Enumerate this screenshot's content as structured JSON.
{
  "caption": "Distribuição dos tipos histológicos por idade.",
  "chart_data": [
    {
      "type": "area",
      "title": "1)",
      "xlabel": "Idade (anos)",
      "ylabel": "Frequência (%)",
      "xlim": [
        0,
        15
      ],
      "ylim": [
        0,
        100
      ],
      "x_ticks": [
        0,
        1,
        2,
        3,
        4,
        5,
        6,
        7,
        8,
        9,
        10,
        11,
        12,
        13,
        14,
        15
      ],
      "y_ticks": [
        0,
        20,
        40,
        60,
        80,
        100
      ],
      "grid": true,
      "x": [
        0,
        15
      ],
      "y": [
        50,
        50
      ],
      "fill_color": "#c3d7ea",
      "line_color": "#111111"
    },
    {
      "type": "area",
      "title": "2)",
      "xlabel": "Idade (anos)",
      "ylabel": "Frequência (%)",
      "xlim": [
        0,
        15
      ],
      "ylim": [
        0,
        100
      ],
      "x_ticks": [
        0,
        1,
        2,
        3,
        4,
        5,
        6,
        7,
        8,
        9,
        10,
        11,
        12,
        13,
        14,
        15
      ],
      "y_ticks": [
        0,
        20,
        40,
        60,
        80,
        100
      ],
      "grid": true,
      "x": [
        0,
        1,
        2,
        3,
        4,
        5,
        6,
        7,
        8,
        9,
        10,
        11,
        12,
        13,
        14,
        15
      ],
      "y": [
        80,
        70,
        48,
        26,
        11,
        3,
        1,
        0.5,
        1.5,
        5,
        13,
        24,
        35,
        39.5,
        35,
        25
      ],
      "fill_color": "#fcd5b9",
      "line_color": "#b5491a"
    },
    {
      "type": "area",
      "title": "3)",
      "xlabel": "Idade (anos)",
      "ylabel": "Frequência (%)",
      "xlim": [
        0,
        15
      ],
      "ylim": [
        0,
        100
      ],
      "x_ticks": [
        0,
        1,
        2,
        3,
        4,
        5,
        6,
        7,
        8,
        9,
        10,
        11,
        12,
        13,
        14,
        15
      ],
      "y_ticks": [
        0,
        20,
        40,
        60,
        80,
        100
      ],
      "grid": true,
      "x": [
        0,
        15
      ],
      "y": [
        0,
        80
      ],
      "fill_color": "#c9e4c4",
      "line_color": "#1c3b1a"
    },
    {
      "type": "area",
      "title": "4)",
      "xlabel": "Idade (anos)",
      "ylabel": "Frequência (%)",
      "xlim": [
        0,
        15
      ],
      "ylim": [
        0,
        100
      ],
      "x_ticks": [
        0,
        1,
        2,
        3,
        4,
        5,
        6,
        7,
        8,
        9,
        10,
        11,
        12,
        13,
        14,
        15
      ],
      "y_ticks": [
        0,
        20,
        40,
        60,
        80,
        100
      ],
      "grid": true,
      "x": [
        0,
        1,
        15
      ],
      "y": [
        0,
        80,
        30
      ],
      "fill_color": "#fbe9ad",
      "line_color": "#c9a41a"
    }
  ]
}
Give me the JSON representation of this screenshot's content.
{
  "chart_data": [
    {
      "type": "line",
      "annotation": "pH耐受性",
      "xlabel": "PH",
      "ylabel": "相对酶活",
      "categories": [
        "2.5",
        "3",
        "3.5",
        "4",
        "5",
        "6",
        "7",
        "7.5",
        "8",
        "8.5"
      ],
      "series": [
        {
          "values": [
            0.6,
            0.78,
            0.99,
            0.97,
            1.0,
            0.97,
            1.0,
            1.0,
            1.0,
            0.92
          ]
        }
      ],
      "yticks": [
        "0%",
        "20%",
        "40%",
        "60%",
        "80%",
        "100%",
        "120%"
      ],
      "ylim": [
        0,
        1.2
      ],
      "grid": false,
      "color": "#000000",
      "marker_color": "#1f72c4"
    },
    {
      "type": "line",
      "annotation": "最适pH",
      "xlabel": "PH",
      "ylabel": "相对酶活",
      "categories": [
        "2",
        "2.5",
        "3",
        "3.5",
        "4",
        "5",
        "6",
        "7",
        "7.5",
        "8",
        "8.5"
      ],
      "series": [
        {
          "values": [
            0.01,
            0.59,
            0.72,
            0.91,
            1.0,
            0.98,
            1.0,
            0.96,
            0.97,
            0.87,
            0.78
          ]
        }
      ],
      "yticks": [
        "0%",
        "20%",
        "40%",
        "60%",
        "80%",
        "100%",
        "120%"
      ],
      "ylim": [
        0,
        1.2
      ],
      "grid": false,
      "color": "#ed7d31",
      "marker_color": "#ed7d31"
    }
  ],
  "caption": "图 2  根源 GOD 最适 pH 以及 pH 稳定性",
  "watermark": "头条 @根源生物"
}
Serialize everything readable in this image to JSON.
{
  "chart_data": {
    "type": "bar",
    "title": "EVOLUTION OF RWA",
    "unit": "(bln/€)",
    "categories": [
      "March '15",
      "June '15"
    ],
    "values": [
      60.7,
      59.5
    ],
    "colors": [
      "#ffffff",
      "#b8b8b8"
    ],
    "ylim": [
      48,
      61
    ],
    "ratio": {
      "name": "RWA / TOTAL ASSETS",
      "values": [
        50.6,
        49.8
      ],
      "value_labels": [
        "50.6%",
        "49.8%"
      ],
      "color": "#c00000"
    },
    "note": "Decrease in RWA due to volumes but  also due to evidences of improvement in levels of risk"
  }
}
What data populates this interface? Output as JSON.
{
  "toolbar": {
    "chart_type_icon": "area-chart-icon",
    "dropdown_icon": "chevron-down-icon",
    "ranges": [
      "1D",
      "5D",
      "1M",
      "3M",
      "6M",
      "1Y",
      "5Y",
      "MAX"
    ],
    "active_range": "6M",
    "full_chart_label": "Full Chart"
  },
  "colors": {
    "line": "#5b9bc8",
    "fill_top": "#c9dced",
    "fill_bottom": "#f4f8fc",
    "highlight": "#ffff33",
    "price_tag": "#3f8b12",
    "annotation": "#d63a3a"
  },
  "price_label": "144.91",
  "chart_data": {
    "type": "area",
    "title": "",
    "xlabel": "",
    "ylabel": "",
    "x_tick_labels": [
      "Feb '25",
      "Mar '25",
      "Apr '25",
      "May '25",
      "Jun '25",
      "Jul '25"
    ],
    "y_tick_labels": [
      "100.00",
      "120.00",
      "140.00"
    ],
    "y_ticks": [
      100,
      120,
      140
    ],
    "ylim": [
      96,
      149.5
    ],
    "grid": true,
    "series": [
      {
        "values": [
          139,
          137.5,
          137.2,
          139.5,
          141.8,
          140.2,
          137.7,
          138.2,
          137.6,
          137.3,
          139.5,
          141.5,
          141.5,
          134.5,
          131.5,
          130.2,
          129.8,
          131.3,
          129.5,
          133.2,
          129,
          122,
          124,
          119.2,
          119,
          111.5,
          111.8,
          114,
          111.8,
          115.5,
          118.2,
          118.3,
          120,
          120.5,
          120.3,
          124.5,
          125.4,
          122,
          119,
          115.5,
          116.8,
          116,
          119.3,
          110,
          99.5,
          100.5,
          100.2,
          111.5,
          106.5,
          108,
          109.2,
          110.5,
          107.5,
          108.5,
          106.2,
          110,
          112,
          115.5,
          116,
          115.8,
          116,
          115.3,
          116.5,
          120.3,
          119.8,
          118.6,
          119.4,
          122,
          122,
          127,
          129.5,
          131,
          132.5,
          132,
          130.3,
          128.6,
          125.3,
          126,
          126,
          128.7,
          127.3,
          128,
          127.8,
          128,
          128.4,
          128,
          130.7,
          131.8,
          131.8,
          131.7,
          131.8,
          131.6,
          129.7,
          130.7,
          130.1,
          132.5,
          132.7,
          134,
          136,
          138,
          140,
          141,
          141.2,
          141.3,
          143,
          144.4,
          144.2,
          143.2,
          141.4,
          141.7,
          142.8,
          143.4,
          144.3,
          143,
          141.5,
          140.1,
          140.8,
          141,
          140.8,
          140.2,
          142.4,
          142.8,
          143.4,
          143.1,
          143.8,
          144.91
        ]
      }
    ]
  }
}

■ ■ ■ ■ ■

Requirements –
Using the entries above, return each line in which the word "title" occurs.

Result for this exercise –
      "title": "1)",
      "title": "2)",
      "title": "3)",
      "title": "4)",
    "title": "EVOLUTION OF RWA",
    "title": "",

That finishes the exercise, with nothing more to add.